# [Written exercise]
Report, word for word, every line of the material that contains "minimum".

── Source records ──

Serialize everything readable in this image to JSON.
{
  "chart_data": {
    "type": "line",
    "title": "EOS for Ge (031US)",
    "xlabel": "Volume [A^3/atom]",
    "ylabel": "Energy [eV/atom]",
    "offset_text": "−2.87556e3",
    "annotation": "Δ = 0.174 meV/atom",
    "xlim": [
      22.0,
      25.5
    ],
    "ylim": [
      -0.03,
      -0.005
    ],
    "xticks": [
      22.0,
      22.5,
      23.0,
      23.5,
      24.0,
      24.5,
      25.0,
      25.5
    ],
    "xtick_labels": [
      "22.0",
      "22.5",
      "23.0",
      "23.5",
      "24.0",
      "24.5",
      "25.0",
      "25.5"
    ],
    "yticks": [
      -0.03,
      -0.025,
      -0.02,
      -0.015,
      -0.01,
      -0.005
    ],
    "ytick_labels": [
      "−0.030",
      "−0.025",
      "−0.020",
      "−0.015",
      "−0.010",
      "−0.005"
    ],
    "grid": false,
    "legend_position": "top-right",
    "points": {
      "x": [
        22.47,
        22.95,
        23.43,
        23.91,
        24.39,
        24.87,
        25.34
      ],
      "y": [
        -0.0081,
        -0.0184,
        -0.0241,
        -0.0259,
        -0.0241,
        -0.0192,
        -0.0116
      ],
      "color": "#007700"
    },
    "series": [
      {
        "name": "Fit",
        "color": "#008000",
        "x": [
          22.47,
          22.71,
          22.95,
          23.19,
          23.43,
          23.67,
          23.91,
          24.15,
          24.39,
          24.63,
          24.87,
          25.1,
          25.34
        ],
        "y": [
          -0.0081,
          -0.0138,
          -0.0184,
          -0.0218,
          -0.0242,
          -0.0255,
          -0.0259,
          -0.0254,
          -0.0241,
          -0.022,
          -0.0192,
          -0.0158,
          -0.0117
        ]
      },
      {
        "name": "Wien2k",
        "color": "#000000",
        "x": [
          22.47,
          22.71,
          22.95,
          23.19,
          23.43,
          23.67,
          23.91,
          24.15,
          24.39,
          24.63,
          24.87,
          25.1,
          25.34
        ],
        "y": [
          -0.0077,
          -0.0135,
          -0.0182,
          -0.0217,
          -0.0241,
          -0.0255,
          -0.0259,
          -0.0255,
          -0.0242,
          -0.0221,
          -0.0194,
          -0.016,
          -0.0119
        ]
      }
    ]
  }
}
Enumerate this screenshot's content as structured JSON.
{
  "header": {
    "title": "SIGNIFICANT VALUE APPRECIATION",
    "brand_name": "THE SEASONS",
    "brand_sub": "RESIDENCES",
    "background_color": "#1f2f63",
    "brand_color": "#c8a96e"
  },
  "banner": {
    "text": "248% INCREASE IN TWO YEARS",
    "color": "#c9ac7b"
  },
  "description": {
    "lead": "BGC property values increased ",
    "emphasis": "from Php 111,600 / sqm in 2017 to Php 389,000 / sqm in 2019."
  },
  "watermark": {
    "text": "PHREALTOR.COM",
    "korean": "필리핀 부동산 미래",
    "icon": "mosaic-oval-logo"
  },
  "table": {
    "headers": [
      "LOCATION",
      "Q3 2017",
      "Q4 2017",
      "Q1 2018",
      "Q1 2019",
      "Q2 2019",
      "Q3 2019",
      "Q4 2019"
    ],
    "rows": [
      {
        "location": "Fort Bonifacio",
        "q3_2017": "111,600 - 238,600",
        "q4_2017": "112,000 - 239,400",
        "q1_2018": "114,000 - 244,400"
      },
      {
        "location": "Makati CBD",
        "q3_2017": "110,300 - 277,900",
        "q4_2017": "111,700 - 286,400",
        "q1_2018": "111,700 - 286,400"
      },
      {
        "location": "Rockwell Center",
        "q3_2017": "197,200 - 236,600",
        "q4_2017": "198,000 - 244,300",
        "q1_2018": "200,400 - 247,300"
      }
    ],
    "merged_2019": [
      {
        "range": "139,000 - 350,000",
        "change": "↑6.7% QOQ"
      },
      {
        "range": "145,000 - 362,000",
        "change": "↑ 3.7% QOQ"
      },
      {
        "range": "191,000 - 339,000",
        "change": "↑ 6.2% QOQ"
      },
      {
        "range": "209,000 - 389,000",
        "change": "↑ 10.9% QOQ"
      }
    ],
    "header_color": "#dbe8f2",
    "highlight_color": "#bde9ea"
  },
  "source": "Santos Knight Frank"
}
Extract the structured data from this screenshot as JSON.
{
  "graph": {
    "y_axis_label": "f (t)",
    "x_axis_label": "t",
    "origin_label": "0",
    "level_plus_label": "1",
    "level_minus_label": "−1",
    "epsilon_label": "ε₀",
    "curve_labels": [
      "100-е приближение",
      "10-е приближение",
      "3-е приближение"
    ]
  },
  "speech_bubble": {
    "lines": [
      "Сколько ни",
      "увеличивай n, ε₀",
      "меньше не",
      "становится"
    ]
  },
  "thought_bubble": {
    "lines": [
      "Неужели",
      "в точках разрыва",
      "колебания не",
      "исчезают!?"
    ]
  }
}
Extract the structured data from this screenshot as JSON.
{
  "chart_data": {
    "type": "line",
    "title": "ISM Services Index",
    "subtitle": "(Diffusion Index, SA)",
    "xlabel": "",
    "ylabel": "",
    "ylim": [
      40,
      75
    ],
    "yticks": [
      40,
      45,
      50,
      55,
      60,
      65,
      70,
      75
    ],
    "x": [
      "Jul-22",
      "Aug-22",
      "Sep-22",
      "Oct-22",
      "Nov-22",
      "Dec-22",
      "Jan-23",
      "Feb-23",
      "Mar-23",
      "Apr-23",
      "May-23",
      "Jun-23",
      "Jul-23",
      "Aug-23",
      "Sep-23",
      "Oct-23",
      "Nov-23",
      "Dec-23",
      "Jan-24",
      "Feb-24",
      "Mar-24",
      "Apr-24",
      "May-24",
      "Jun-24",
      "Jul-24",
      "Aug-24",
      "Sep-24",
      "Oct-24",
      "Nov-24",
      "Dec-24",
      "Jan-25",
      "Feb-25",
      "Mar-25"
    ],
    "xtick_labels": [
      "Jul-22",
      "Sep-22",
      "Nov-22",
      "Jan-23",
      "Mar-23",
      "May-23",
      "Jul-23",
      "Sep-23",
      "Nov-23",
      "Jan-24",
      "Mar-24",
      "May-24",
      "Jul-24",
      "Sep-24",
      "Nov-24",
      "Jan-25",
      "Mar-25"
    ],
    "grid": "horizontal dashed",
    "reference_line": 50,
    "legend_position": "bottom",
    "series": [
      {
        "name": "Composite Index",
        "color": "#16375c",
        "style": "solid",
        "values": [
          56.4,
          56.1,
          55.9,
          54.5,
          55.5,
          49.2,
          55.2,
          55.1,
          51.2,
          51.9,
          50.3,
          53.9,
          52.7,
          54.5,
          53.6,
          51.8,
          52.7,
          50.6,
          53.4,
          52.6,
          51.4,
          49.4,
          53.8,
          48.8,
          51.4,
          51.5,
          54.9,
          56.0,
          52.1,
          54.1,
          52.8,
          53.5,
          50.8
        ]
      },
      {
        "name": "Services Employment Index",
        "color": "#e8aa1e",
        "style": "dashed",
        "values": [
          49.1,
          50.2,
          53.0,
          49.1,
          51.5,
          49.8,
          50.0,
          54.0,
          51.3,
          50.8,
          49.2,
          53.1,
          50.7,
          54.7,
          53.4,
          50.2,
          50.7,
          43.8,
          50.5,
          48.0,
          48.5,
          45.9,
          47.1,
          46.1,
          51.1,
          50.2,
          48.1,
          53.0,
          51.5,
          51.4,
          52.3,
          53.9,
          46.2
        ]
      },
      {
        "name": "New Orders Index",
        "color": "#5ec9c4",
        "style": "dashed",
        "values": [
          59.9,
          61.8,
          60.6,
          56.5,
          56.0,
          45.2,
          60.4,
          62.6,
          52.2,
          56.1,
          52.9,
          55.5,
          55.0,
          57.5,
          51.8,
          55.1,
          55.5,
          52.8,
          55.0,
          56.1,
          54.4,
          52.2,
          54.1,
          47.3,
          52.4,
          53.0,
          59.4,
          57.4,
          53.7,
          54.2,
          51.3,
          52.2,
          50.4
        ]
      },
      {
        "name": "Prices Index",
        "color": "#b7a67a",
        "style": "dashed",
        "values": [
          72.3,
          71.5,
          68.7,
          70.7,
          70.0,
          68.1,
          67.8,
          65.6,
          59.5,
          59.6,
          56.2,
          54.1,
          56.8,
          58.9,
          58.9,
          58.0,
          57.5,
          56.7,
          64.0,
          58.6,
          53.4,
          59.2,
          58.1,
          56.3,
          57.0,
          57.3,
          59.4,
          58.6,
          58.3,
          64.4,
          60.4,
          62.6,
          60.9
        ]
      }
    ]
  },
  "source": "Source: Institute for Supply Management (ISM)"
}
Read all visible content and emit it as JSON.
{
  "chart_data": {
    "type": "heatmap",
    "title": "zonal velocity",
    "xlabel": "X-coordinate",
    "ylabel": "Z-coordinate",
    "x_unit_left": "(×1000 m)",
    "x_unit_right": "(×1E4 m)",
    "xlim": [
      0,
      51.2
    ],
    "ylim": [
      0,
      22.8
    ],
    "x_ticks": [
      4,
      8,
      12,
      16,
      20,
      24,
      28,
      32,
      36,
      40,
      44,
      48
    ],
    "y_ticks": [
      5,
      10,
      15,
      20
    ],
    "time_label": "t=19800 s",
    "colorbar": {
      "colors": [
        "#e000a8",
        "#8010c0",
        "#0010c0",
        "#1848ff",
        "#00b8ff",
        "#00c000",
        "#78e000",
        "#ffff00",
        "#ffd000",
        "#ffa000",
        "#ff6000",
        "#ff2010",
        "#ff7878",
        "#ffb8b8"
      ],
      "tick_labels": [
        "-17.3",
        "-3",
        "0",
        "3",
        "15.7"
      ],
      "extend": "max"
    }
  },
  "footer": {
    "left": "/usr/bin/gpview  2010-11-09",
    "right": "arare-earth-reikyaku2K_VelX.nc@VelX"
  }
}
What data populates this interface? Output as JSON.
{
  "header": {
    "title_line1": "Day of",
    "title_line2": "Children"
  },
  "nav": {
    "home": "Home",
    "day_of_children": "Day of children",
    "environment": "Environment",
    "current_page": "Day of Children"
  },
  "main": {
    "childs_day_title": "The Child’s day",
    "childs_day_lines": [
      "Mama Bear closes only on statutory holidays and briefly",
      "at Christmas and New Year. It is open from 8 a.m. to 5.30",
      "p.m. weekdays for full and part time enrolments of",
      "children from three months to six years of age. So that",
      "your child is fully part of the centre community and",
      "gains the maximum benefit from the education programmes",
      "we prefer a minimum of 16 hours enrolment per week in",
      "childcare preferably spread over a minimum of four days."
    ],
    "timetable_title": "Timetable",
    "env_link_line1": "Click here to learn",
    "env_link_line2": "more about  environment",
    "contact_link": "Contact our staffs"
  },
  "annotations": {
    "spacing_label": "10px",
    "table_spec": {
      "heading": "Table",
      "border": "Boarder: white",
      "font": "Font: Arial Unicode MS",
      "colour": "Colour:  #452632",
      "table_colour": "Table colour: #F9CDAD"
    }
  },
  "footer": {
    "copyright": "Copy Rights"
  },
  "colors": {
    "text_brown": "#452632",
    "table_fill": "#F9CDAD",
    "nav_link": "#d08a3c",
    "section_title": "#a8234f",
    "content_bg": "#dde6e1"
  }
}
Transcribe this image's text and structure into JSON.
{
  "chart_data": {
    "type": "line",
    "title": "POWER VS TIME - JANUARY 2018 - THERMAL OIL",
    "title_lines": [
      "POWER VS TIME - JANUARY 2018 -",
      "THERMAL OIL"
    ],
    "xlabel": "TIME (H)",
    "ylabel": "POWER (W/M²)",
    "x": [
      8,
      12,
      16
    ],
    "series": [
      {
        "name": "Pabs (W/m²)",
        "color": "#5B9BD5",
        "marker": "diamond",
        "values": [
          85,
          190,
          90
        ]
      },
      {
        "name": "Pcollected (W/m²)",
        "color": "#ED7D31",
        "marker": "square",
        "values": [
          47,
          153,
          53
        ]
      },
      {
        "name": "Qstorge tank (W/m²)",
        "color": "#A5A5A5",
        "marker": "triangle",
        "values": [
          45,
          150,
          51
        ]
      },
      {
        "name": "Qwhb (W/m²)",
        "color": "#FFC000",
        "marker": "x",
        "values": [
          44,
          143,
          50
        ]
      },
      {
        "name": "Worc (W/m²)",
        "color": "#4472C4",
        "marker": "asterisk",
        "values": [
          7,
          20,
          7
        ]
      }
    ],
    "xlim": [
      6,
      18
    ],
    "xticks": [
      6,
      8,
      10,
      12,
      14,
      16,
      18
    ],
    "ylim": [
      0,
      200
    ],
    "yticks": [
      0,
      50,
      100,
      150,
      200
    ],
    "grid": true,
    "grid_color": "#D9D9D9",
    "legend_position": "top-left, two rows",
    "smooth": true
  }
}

───

# [Exercise result]
      "we prefer a minimum of 16 hours enrolment per week in",
      "childcare preferably spread over a minimum of four days."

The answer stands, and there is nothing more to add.